Every line of the data must be copied exactly.

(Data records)
- - -
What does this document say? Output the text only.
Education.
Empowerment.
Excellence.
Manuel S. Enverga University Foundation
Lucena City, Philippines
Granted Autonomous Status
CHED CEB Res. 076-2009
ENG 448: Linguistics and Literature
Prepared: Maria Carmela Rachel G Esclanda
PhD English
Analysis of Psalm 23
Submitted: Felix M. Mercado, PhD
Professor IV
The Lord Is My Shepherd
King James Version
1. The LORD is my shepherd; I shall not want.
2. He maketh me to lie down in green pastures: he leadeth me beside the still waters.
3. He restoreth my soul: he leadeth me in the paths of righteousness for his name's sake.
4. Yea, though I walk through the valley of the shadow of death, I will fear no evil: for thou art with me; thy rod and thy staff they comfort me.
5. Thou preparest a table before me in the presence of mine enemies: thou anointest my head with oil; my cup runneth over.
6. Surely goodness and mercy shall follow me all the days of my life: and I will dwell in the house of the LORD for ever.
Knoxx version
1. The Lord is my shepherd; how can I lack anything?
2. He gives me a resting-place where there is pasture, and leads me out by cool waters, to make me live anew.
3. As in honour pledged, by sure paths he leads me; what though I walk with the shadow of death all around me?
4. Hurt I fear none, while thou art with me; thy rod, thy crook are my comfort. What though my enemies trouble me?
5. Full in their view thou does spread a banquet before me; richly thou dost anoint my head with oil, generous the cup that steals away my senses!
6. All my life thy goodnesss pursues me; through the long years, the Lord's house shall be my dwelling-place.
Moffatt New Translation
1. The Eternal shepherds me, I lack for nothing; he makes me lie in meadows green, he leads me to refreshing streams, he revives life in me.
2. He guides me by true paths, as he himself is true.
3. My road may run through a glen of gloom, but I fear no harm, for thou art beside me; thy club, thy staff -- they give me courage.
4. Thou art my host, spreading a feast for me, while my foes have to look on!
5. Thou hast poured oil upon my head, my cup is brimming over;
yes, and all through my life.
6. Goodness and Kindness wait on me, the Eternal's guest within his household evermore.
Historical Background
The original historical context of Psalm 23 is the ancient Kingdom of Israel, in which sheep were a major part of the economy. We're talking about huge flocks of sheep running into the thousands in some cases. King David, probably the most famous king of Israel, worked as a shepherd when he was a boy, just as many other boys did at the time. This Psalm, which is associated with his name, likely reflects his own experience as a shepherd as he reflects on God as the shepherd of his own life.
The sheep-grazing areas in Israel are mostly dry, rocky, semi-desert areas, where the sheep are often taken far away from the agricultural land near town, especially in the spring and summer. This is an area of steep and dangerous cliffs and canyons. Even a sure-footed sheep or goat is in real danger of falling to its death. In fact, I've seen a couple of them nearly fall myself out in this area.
- - -
(Exercise result)
What does this document say? Output the text only.
Education.
Empowerment.
Excellence.
Manuel S. Enverga University Foundation
Lucena City, Philippines
Granted Autonomous Status
CHED CEB Res. 076-2009
ENG 448: Linguistics and Literature
Prepared: Maria Carmela Rachel G Esclanda
PhD English
Analysis of Psalm 23
Submitted: Felix M. Mercado, PhD
Professor IV
The Lord Is My Shepherd
King James Version
1. The LORD is my shepherd; I shall not want.
2. He maketh me to lie down in green pastures: he leadeth me beside the still waters.
3. He restoreth my soul: he leadeth me in the paths of righteousness for his name's sake.
4. Yea, though I walk through the valley of the shadow of death, I will fear no evil: for thou art with me; thy rod and thy staff they comfort me.
5. Thou preparest a table before me in the presence of mine enemies: thou anointest my head with oil; my cup runneth over.
6. Surely goodness and mercy shall follow me all the days of my life: and I will dwell in the house of the LORD for ever.
Knoxx version
1. The Lord is my shepherd; how can I lack anything?
2. He gives me a resting-place where there is pasture, and leads me out by cool waters, to make me live anew.
3. As in honour pledged, by sure paths he leads me; what though I walk with the shadow of death all around me?
4. Hurt I fear none, while thou art with me; thy rod, thy crook are my comfort. What though my enemies trouble me?
5. Full in their view thou does spread a banquet before me; richly thou dost anoint my head with oil, generous the cup that steals away my senses!
6. All my life thy goodnesss pursues me; through the long years, the Lord's house shall be my dwelling-place.
Moffatt New Translation
1. The Eternal shepherds me, I lack for nothing; he makes me lie in meadows green, he leads me to refreshing streams, he revives life in me.
2. He guides me by true paths, as he himself is true.
3. My road may run through a glen of gloom, but I fear no harm, for thou art beside me; thy club, thy staff -- they give me courage.
4. Thou art my host, spreading a feast for me, while my foes have to look on!
5. Thou hast poured oil upon my head, my cup is brimming over;
yes, and all through my life.
6. Goodness and Kindness wait on me, the Eternal's guest within his household evermore.
Historical Background
The original historical context of Psalm 23 is the ancient Kingdom of Israel, in which sheep were a major part of the economy. We're talking about huge flocks of sheep running into the thousands in some cases. King David, probably the most famous king of Israel, worked as a shepherd when he was a boy, just as many other boys did at the time. This Psalm, which is associated with his name, likely reflects his own experience as a shepherd as he reflects on God as the shepherd of his own life.
The sheep-grazing areas in Israel are mostly dry, rocky, semi-desert areas, where the sheep are often taken far away from the agricultural land near town, especially in the spring and summer. This is an area of steep and dangerous cliffs and canyons. Even a sure-footed sheep or goat is in real danger of falling to its death. In fact, I've seen a couple of them nearly fall myself out in this area.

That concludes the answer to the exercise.